*Instruction*. For the listing below, give the number of lines in which "Road" occurs. Add nothing.
***** Extracted entries *****
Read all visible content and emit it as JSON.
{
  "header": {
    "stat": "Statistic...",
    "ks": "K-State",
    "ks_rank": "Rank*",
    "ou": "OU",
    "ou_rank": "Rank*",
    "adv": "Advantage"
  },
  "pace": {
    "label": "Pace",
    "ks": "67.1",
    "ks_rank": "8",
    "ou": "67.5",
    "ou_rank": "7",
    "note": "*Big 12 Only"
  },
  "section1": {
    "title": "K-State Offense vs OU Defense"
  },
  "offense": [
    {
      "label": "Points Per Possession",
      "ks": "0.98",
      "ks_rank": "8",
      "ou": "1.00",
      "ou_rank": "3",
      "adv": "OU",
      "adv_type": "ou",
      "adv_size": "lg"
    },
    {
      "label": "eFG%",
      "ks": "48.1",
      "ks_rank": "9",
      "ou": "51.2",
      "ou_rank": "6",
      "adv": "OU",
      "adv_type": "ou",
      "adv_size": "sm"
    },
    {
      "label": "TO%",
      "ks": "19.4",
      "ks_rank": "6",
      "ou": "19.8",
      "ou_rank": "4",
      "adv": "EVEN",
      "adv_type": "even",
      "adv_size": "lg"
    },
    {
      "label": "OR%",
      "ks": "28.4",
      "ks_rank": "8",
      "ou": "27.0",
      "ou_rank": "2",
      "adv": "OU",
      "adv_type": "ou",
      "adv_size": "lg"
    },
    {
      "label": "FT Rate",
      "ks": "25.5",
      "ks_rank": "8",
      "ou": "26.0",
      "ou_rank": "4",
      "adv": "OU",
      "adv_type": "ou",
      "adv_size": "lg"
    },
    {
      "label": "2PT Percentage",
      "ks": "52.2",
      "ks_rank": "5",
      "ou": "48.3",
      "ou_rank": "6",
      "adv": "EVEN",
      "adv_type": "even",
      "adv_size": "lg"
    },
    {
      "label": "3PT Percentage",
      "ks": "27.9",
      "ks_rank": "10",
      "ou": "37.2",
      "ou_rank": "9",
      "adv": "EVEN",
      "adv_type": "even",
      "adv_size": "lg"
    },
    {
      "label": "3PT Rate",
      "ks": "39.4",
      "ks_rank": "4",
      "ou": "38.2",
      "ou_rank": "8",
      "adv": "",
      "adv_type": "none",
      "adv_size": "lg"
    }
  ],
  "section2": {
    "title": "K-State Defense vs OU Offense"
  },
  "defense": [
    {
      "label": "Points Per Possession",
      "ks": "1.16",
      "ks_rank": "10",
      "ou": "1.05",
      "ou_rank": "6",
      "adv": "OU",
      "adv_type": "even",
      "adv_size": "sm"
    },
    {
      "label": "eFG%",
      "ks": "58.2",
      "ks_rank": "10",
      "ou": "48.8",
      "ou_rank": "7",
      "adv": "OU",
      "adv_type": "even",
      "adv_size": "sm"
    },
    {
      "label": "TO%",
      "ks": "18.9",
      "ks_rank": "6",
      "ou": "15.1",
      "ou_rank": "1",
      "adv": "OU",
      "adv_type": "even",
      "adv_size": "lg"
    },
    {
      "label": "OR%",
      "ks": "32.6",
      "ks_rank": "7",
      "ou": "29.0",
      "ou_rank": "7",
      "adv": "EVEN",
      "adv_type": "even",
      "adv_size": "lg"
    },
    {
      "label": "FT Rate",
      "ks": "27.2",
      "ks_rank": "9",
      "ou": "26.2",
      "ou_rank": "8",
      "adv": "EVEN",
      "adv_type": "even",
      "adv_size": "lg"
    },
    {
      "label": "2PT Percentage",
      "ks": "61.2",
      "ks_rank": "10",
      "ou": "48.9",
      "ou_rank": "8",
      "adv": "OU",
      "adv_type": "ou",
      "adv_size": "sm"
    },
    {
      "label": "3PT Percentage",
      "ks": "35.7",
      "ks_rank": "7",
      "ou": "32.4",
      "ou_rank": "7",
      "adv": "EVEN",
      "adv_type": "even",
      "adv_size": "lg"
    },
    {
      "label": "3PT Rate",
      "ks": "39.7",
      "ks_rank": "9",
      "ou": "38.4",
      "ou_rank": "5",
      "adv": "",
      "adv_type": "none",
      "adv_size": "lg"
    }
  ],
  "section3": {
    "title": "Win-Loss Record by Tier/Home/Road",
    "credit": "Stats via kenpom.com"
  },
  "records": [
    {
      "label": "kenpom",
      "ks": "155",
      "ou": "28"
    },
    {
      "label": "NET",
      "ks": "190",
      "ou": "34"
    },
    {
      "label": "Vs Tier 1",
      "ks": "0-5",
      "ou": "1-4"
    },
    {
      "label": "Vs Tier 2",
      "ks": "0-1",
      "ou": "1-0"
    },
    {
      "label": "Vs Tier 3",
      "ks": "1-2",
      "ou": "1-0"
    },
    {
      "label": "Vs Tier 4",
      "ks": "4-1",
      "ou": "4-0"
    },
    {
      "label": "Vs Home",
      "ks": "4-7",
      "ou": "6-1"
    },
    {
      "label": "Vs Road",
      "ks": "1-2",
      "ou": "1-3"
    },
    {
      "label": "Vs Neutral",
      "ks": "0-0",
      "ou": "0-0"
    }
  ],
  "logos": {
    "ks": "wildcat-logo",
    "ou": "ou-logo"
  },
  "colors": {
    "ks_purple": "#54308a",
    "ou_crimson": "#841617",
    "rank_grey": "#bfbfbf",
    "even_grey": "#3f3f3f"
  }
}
*****
*Task solution*. 2